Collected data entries
────────────────

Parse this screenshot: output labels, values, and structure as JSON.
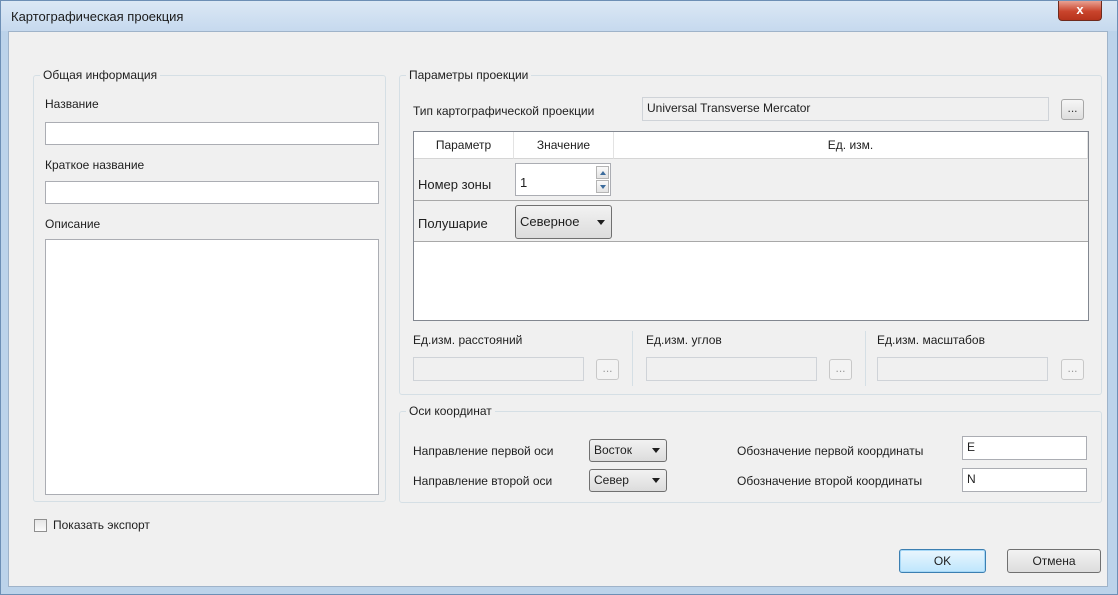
{
  "window": {
    "title": "Картографическая проекция",
    "close_label": "x"
  },
  "general": {
    "group_title": "Общая информация",
    "name_label": "Название",
    "name_value": "",
    "short_name_label": "Краткое название",
    "short_name_value": "",
    "description_label": "Описание",
    "description_value": ""
  },
  "projection": {
    "group_title": "Параметры проекции",
    "type_label": "Тип картографической проекции",
    "type_value": "Universal Transverse Mercator",
    "type_button": "...",
    "table": {
      "headers": [
        "Параметр",
        "Значение",
        "Ед. изм."
      ],
      "rows": [
        {
          "param": "Номер зоны",
          "value": "1",
          "unit": ""
        },
        {
          "param": "Полушарие",
          "value": "Северное",
          "unit": ""
        }
      ]
    },
    "units": [
      {
        "label": "Ед.изм. расстояний",
        "value": "",
        "button": "..."
      },
      {
        "label": "Ед.изм. углов",
        "value": "",
        "button": "..."
      },
      {
        "label": "Ед.изм. масштабов",
        "value": "",
        "button": "..."
      }
    ]
  },
  "axes": {
    "group_title": "Оси координат",
    "first_dir_label": "Направление первой оси",
    "first_dir_value": "Восток",
    "second_dir_label": "Направление второй оси",
    "second_dir_value": "Север",
    "first_coord_label": "Обозначение первой координаты",
    "first_coord_value": "E",
    "second_coord_label": "Обозначение второй координаты",
    "second_coord_value": "N"
  },
  "footer": {
    "show_export_label": "Показать экспорт",
    "show_export_checked": false,
    "ok_label": "OK",
    "cancel_label": "Отмена"
  },
  "colors": {
    "title_bar": "#c6d9ee",
    "close_button": "#c9442c",
    "dialog_background": "#f0f0f0",
    "default_button_border": "#3c7fb1"
  }
}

────────────────

**EXERCISE PROMPT**
Restate the entire listing word for word, excluding pictures.

**SOLUTION BELOW**
Parse this screenshot: output labels, values, and structure as JSON.
{
  "window": {
    "title": "Картографическая проекция",
    "close_label": "x"
  },
  "general": {
    "group_title": "Общая информация",
    "name_label": "Название",
    "name_value": "",
    "short_name_label": "Краткое название",
    "short_name_value": "",
    "description_label": "Описание",
    "description_value": ""
  },
  "projection": {
    "group_title": "Параметры проекции",
    "type_label": "Тип картографической проекции",
    "type_value": "Universal Transverse Mercator",
    "type_button": "...",
    "table": {
      "headers": [
        "Параметр",
        "Значение",
        "Ед. изм."
      ],
      "rows": [
        {
          "param": "Номер зоны",
          "value": "1",
          "unit": ""
        },
        {
          "param": "Полушарие",
          "value": "Северное",
          "unit": ""
        }
      ]
    },
    "units": [
      {
        "label": "Ед.изм. расстояний",
        "value": "",
        "button": "..."
      },
      {
        "label": "Ед.изм. углов",
        "value": "",
        "button": "..."
      },
      {
        "label": "Ед.изм. масштабов",
        "value": "",
        "button": "..."
      }
    ]
  },
  "axes": {
    "group_title": "Оси координат",
    "first_dir_label": "Направление первой оси",
    "first_dir_value": "Восток",
    "second_dir_label": "Направление второй оси",
    "second_dir_value": "Север",
    "first_coord_label": "Обозначение первой координаты",
    "first_coord_value": "E",
    "second_coord_label": "Обозначение второй координаты",
    "second_coord_value": "N"
  },
  "footer": {
    "show_export_label": "Показать экспорт",
    "show_export_checked": false,
    "ok_label": "OK",
    "cancel_label": "Отмена"
  },
  "colors": {
    "title_bar": "#c6d9ee",
    "close_button": "#c9442c",
    "dialog_background": "#f0f0f0",
    "default_button_border": "#3c7fb1"
  }
}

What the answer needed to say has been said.